-- What is being asked --
Transcribe the records below exactly, leaving out any pictures.

-- Supplied data --
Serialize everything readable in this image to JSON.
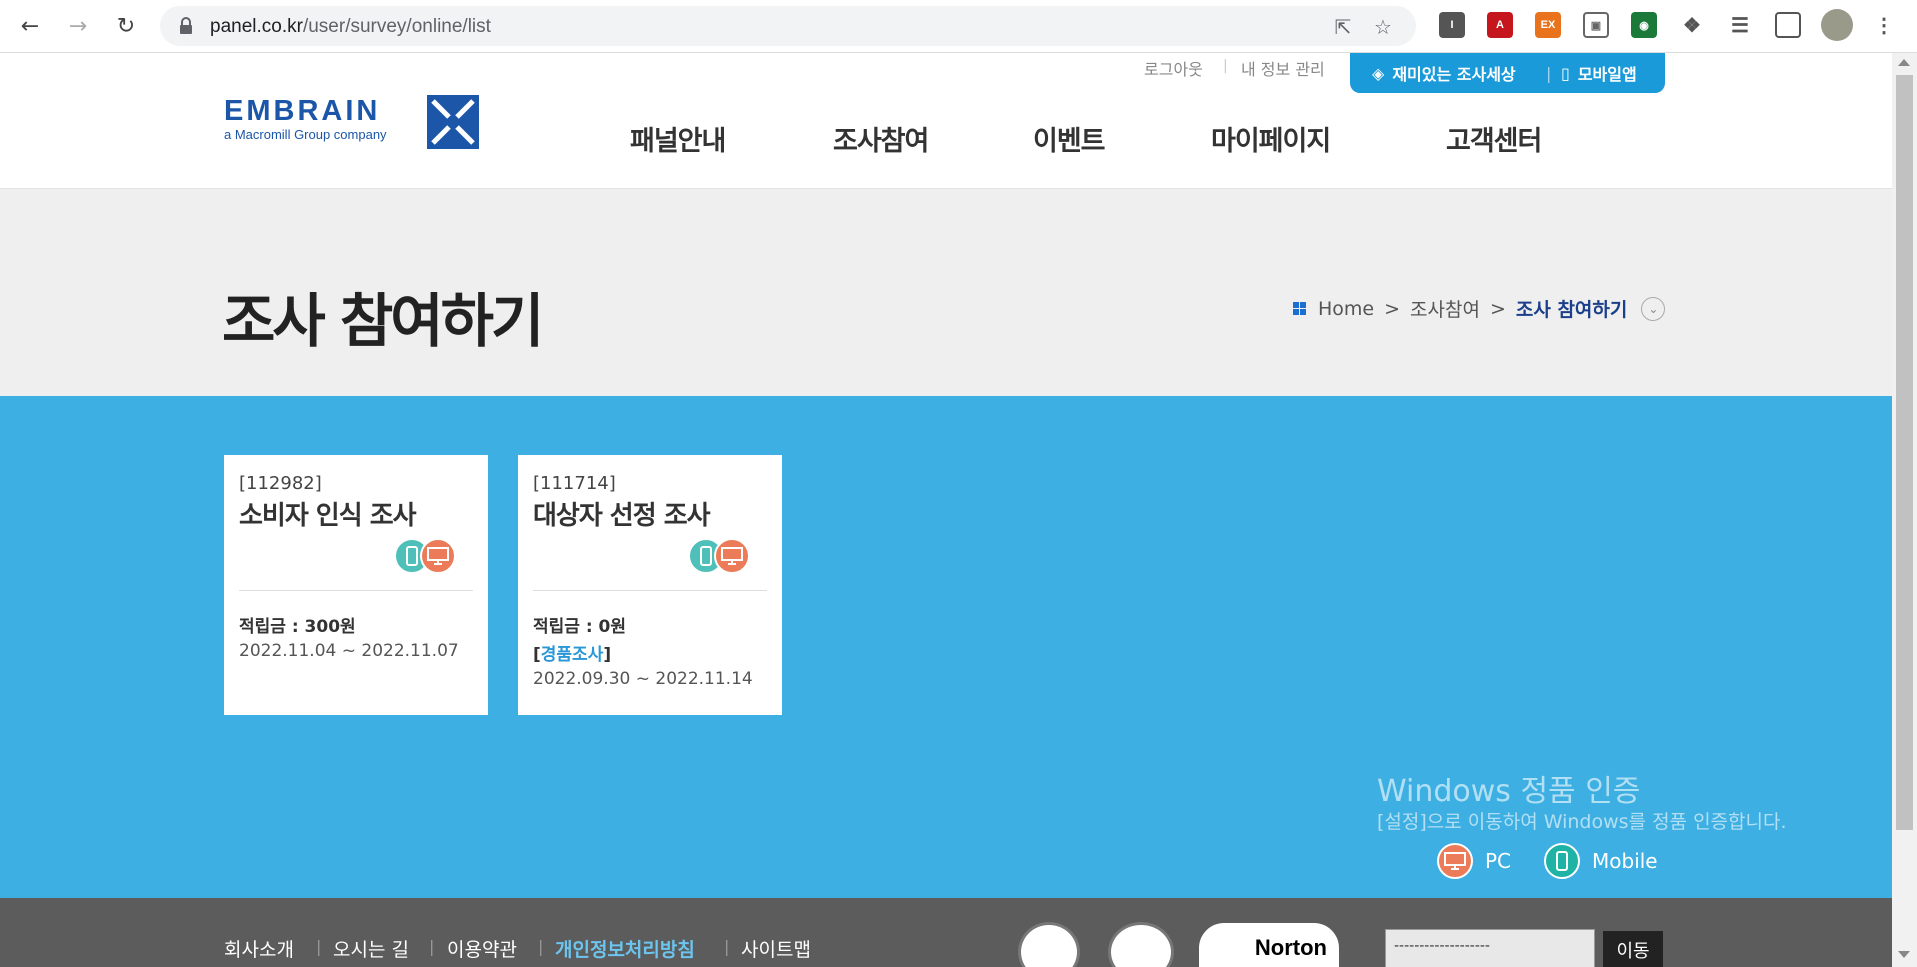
{
  "browser": {
    "url_host": "panel.co.kr",
    "url_path": "/user/survey/online/list"
  },
  "header": {
    "logo_text": "EMBRAIN",
    "logo_sub": "a Macromill Group company",
    "util_links": [
      "로그아웃",
      "내 정보 관리"
    ],
    "app_links": [
      "재미있는 조사세상",
      "모바일앱"
    ],
    "gnb": [
      "패널안내",
      "조사참여",
      "이벤트",
      "마이페이지",
      "고객센터"
    ]
  },
  "title_band": {
    "title": "조사 참여하기",
    "breadcrumb": [
      "Home",
      "조사참여",
      "조사 참여하기"
    ],
    "sep": ">"
  },
  "surveys": [
    {
      "id": "[112982]",
      "title": "소비자 인식 조사",
      "reward": "적립금 : 300원",
      "type_prefix": "",
      "type_label": "",
      "type_suffix": "",
      "period": "2022.11.04 ~ 2022.11.07"
    },
    {
      "id": "[111714]",
      "title": "대상자 선정 조사",
      "reward": "적립금 : 0원",
      "type_prefix": "[",
      "type_label": "경품조사",
      "type_suffix": "]",
      "period": "2022.09.30 ~ 2022.11.14"
    }
  ],
  "legend": {
    "pc": "PC",
    "mobile": "Mobile"
  },
  "watermark": {
    "title": "Windows 정품 인증",
    "sub": "[설정]으로 이동하여 Windows를 정품 인증합니다."
  },
  "footer": {
    "links": [
      "회사소개",
      "오시는 길",
      "이용약관",
      "개인정보처리방침",
      "사이트맵"
    ],
    "norton": "Norton",
    "family_select": "-------------------",
    "go_label": "이동"
  },
  "colors": {
    "brand_blue": "#1b56a8",
    "content_bg": "#3eafe2",
    "pc": "#ec7c59",
    "mobile": "#4fc0b9"
  }
}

-- Result below --
Serialize everything readable in this image to JSON.
{
  "browser": {
    "url_host": "panel.co.kr",
    "url_path": "/user/survey/online/list"
  },
  "header": {
    "logo_text": "EMBRAIN",
    "logo_sub": "a Macromill Group company",
    "util_links": [
      "로그아웃",
      "내 정보 관리"
    ],
    "app_links": [
      "재미있는 조사세상",
      "모바일앱"
    ],
    "gnb": [
      "패널안내",
      "조사참여",
      "이벤트",
      "마이페이지",
      "고객센터"
    ]
  },
  "title_band": {
    "title": "조사 참여하기",
    "breadcrumb": [
      "Home",
      "조사참여",
      "조사 참여하기"
    ],
    "sep": ">"
  },
  "surveys": [
    {
      "id": "[112982]",
      "title": "소비자 인식 조사",
      "reward": "적립금 : 300원",
      "type_prefix": "",
      "type_label": "",
      "type_suffix": "",
      "period": "2022.11.04 ~ 2022.11.07"
    },
    {
      "id": "[111714]",
      "title": "대상자 선정 조사",
      "reward": "적립금 : 0원",
      "type_prefix": "[",
      "type_label": "경품조사",
      "type_suffix": "]",
      "period": "2022.09.30 ~ 2022.11.14"
    }
  ],
  "legend": {
    "pc": "PC",
    "mobile": "Mobile"
  },
  "watermark": {
    "title": "Windows 정품 인증",
    "sub": "[설정]으로 이동하여 Windows를 정품 인증합니다."
  },
  "footer": {
    "links": [
      "회사소개",
      "오시는 길",
      "이용약관",
      "개인정보처리방침",
      "사이트맵"
    ],
    "norton": "Norton",
    "family_select": "-------------------",
    "go_label": "이동"
  },
  "colors": {
    "brand_blue": "#1b56a8",
    "content_bg": "#3eafe2",
    "pc": "#ec7c59",
    "mobile": "#4fc0b9"
  }
}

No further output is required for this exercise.